Short task: Write out all the lines again, precisely as they stand, but without the images.

Data for the task:
--- start ---

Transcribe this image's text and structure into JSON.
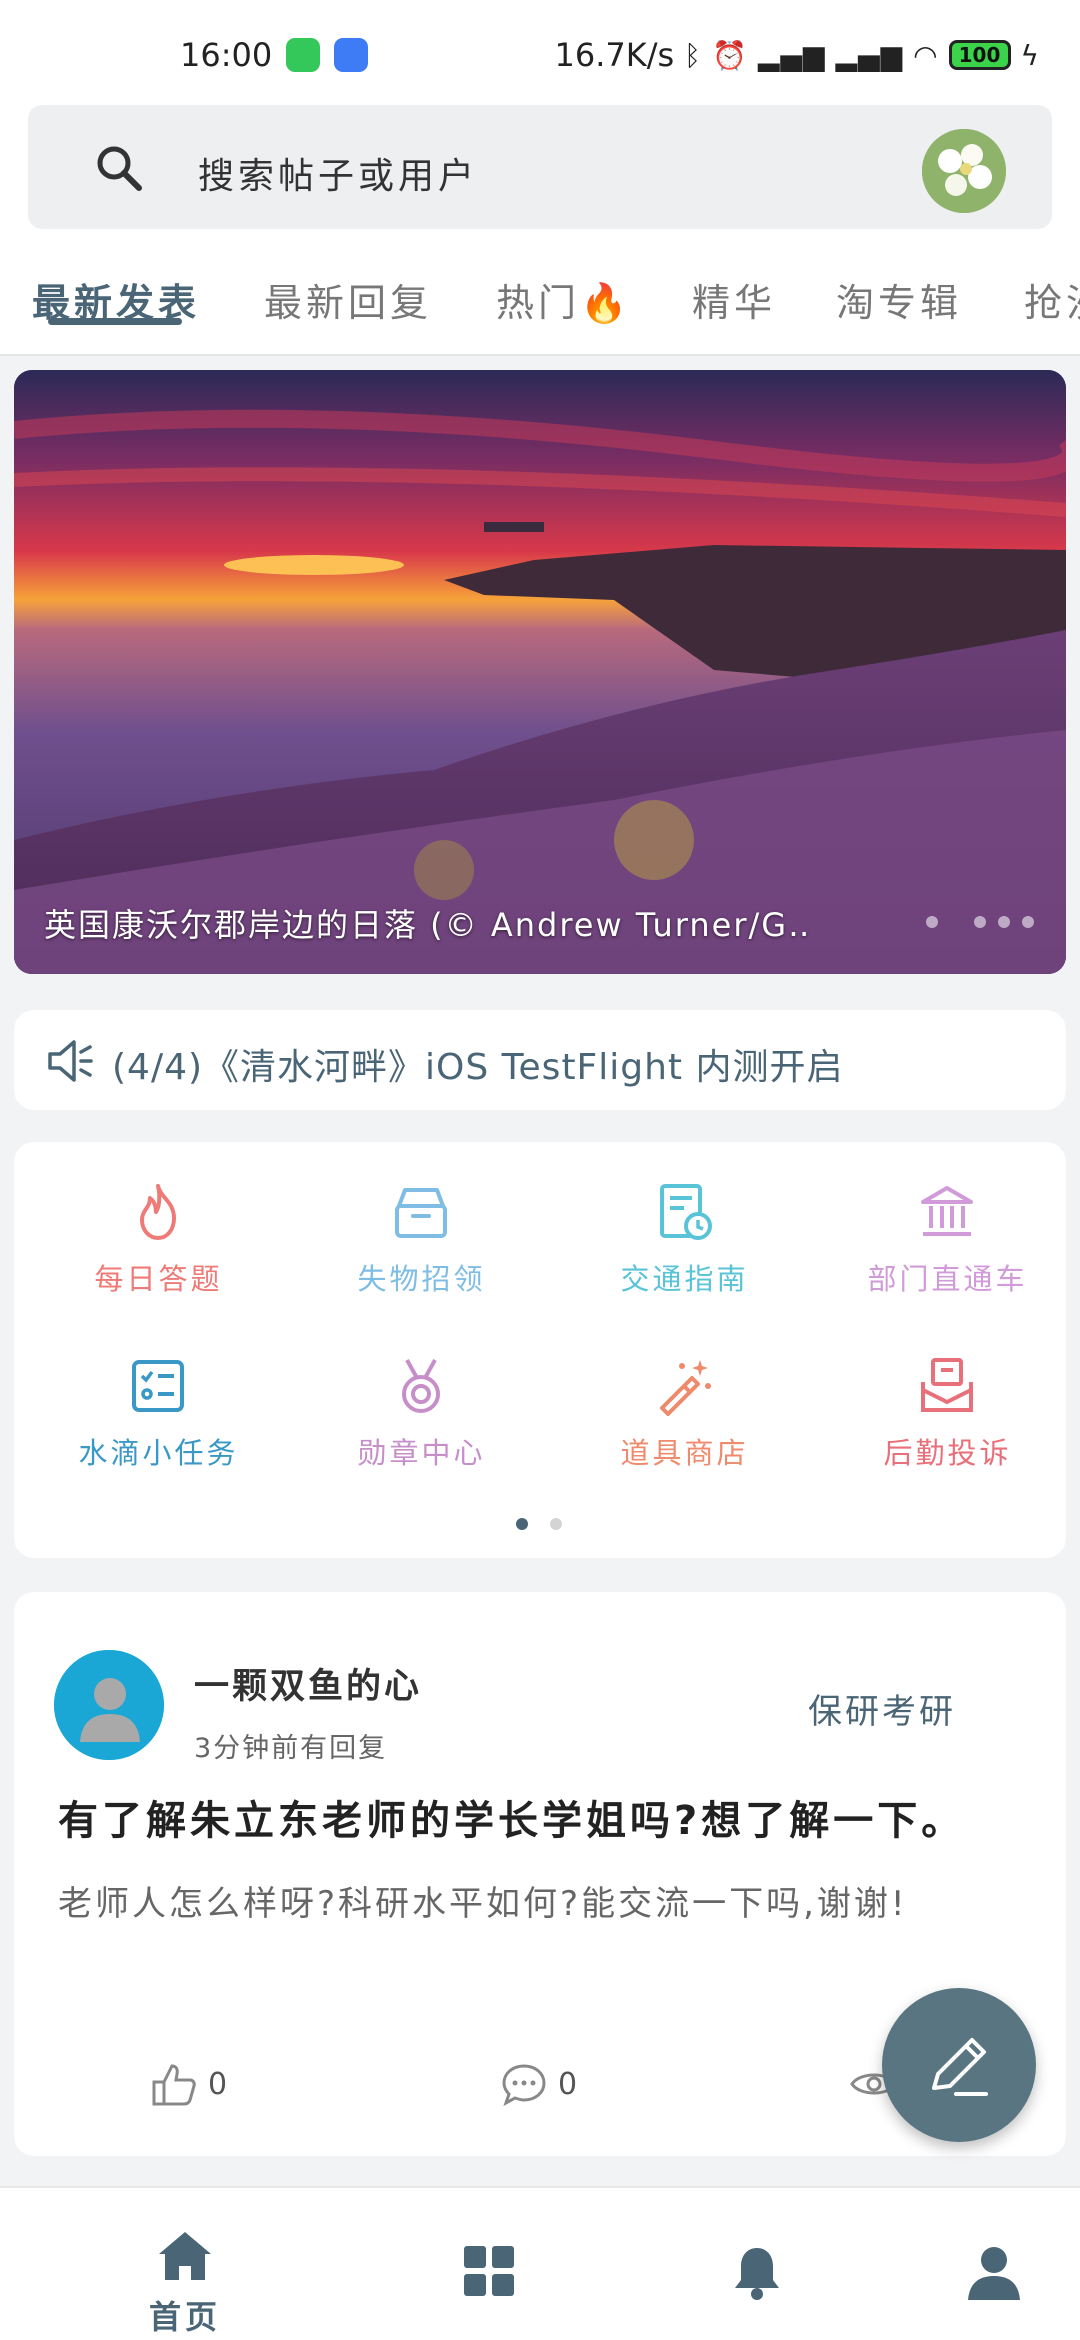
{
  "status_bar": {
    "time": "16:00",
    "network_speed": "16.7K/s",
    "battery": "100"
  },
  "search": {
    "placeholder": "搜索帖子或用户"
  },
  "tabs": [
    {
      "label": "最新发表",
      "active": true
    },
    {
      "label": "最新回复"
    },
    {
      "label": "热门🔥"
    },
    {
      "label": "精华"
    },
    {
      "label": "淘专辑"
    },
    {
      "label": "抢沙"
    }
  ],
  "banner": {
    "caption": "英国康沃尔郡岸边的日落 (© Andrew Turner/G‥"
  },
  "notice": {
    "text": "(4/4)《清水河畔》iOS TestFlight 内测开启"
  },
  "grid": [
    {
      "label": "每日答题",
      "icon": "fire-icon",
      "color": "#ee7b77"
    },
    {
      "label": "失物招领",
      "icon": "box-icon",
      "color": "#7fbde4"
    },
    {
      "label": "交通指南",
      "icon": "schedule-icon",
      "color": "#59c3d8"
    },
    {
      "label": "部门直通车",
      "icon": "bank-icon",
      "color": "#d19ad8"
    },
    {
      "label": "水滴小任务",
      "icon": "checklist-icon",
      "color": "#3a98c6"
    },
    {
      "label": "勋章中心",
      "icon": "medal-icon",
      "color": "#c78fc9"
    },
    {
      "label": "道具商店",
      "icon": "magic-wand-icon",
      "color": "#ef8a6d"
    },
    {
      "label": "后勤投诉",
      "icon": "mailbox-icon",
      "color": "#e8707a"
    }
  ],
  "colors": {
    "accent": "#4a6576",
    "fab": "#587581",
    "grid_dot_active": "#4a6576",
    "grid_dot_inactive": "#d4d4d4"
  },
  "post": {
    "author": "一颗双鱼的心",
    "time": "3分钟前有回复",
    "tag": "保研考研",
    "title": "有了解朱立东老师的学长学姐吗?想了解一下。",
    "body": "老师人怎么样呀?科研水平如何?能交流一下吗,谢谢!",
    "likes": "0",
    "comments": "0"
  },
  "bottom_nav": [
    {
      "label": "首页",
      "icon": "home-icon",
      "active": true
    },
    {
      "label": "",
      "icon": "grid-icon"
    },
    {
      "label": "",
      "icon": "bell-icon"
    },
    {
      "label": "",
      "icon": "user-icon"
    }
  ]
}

--- end ---

Completed task:
Transcribe this image's text and structure into JSON.
{
  "status_bar": {
    "time": "16:00",
    "network_speed": "16.7K/s",
    "battery": "100"
  },
  "search": {
    "placeholder": "搜索帖子或用户"
  },
  "tabs": [
    {
      "label": "最新发表",
      "active": true
    },
    {
      "label": "最新回复"
    },
    {
      "label": "热门🔥"
    },
    {
      "label": "精华"
    },
    {
      "label": "淘专辑"
    },
    {
      "label": "抢沙"
    }
  ],
  "banner": {
    "caption": "英国康沃尔郡岸边的日落 (© Andrew Turner/G‥"
  },
  "notice": {
    "text": "(4/4)《清水河畔》iOS TestFlight 内测开启"
  },
  "grid": [
    {
      "label": "每日答题",
      "icon": "fire-icon",
      "color": "#ee7b77"
    },
    {
      "label": "失物招领",
      "icon": "box-icon",
      "color": "#7fbde4"
    },
    {
      "label": "交通指南",
      "icon": "schedule-icon",
      "color": "#59c3d8"
    },
    {
      "label": "部门直通车",
      "icon": "bank-icon",
      "color": "#d19ad8"
    },
    {
      "label": "水滴小任务",
      "icon": "checklist-icon",
      "color": "#3a98c6"
    },
    {
      "label": "勋章中心",
      "icon": "medal-icon",
      "color": "#c78fc9"
    },
    {
      "label": "道具商店",
      "icon": "magic-wand-icon",
      "color": "#ef8a6d"
    },
    {
      "label": "后勤投诉",
      "icon": "mailbox-icon",
      "color": "#e8707a"
    }
  ],
  "colors": {
    "accent": "#4a6576",
    "fab": "#587581",
    "grid_dot_active": "#4a6576",
    "grid_dot_inactive": "#d4d4d4"
  },
  "post": {
    "author": "一颗双鱼的心",
    "time": "3分钟前有回复",
    "tag": "保研考研",
    "title": "有了解朱立东老师的学长学姐吗?想了解一下。",
    "body": "老师人怎么样呀?科研水平如何?能交流一下吗,谢谢!",
    "likes": "0",
    "comments": "0"
  },
  "bottom_nav": [
    {
      "label": "首页",
      "icon": "home-icon",
      "active": true
    },
    {
      "label": "",
      "icon": "grid-icon"
    },
    {
      "label": "",
      "icon": "bell-icon"
    },
    {
      "label": "",
      "icon": "user-icon"
    }
  ]
}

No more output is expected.